### Set exercise
Copy each line exactly. Drop every picture.

A block of data

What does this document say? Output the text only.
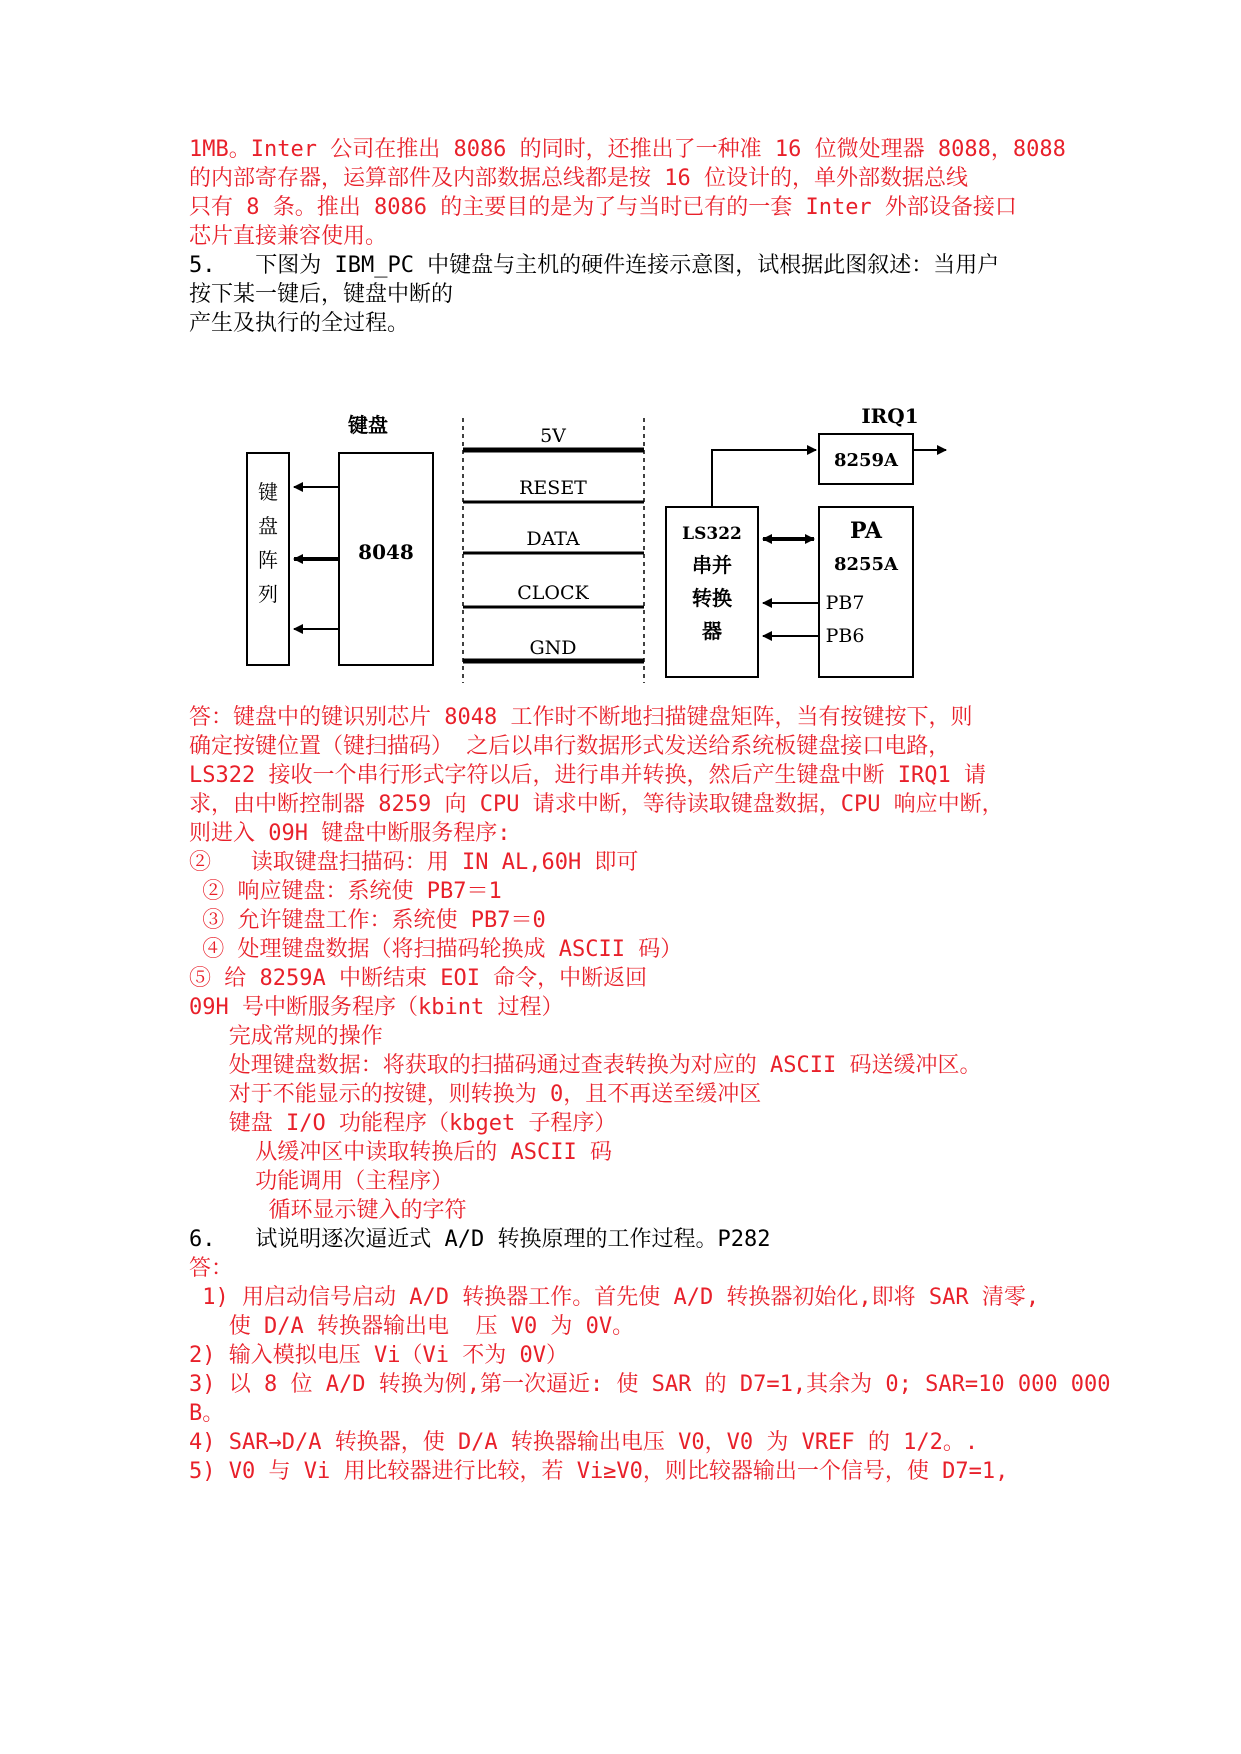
1MB。Inter 公司在推出 8086 的同时，还推出了一种准 16 位微处理器 8088，8088
的内部寄存器，运算部件及内部数据总线都是按 16 位设计的，单外部数据总线
只有 8 条。推出 8086 的主要目的是为了与当时已有的一套 Inter 外部设备接口
芯片直接兼容使用。
5.   下图为 IBM_PC 中键盘与主机的硬件连接示意图，试根据此图叙述：当用户
按下某一键后，键盘中断的
产生及执行的全过程。
键盘
键
盘
阵
列
8048
5V
RESET
DATA
CLOCK
GND
LS322
串并
转换
器
8259A
IRQ1
PA
8255A
PB7
PB6
答：键盘中的键识别芯片 8048 工作时不断地扫描键盘矩阵，当有按键按下，则
确定按键位置（键扫描码） 之后以串行数据形式发送给系统板键盘接口电路，
LS322 接收一个串行形式字符以后，进行串并转换，然后产生键盘中断 IRQ1 请
求，由中断控制器 8259 向 CPU 请求中断，等待读取键盘数据，CPU 响应中断，
则进入 09H 键盘中断服务程序:
②   读取键盘扫描码：用 IN AL,60H 即可
② 响应键盘：系统使 PB7＝1
③ 允许键盘工作：系统使 PB7＝0
④ 处理键盘数据（将扫描码轮换成 ASCII 码）
⑤ 给 8259A 中断结束 EOI 命令，中断返回
09H 号中断服务程序（kbint 过程）
完成常规的操作
处理键盘数据：将获取的扫描码通过查表转换为对应的 ASCII 码送缓冲区。
对于不能显示的按键，则转换为 0，且不再送至缓冲区
键盘 I/O 功能程序（kbget 子程序）
从缓冲区中读取转换后的 ASCII 码
功能调用（主程序）
循环显示键入的字符
6.   试说明逐次逼近式 A/D 转换原理的工作过程。P282
答：
1) 用启动信号启动 A/D 转换器工作。首先使 A/D 转换器初始化,即将 SAR 清零,
使 D/A 转换器输出电  压 V0 为 0V。
2) 输入模拟电压 Vi（Vi 不为 0V）
3) 以 8 位 A/D 转换为例,第一次逼近: 使 SAR 的 D7=1,其余为 0; SAR=10 000 000
B。
4) SAR→D/A 转换器，使 D/A 转换器输出电压 V0，V0 为 VREF 的 1/2。.
5) V0 与 Vi 用比较器进行比较，若 Vi≥V0，则比较器输出一个信号，使 D7=1,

### Exercise solution
What does this document say? Output the text only.
1MB。Inter 公司在推出 8086 的同时，还推出了一种准 16 位微处理器 8088，8088
的内部寄存器，运算部件及内部数据总线都是按 16 位设计的，单外部数据总线
只有 8 条。推出 8086 的主要目的是为了与当时已有的一套 Inter 外部设备接口
芯片直接兼容使用。
5.   下图为 IBM_PC 中键盘与主机的硬件连接示意图，试根据此图叙述：当用户
按下某一键后，键盘中断的
产生及执行的全过程。
键盘
键
盘
阵
列
8048
5V
RESET
DATA
CLOCK
GND
LS322
串并
转换
器
8259A
IRQ1
PA
8255A
PB7
PB6
答：键盘中的键识别芯片 8048 工作时不断地扫描键盘矩阵，当有按键按下，则
确定按键位置（键扫描码） 之后以串行数据形式发送给系统板键盘接口电路，
LS322 接收一个串行形式字符以后，进行串并转换，然后产生键盘中断 IRQ1 请
求，由中断控制器 8259 向 CPU 请求中断，等待读取键盘数据，CPU 响应中断，
则进入 09H 键盘中断服务程序:
②   读取键盘扫描码：用 IN AL,60H 即可
② 响应键盘：系统使 PB7＝1
③ 允许键盘工作：系统使 PB7＝0
④ 处理键盘数据（将扫描码轮换成 ASCII 码）
⑤ 给 8259A 中断结束 EOI 命令，中断返回
09H 号中断服务程序（kbint 过程）
完成常规的操作
处理键盘数据：将获取的扫描码通过查表转换为对应的 ASCII 码送缓冲区。
对于不能显示的按键，则转换为 0，且不再送至缓冲区
键盘 I/O 功能程序（kbget 子程序）
从缓冲区中读取转换后的 ASCII 码
功能调用（主程序）
循环显示键入的字符
6.   试说明逐次逼近式 A/D 转换原理的工作过程。P282
答：
1) 用启动信号启动 A/D 转换器工作。首先使 A/D 转换器初始化,即将 SAR 清零,
使 D/A 转换器输出电  压 V0 为 0V。
2) 输入模拟电压 Vi（Vi 不为 0V）
3) 以 8 位 A/D 转换为例,第一次逼近: 使 SAR 的 D7=1,其余为 0; SAR=10 000 000
B。
4) SAR→D/A 转换器，使 D/A 转换器输出电压 V0，V0 为 VREF 的 1/2。.
5) V0 与 Vi 用比较器进行比较，若 Vi≥V0，则比较器输出一个信号，使 D7=1,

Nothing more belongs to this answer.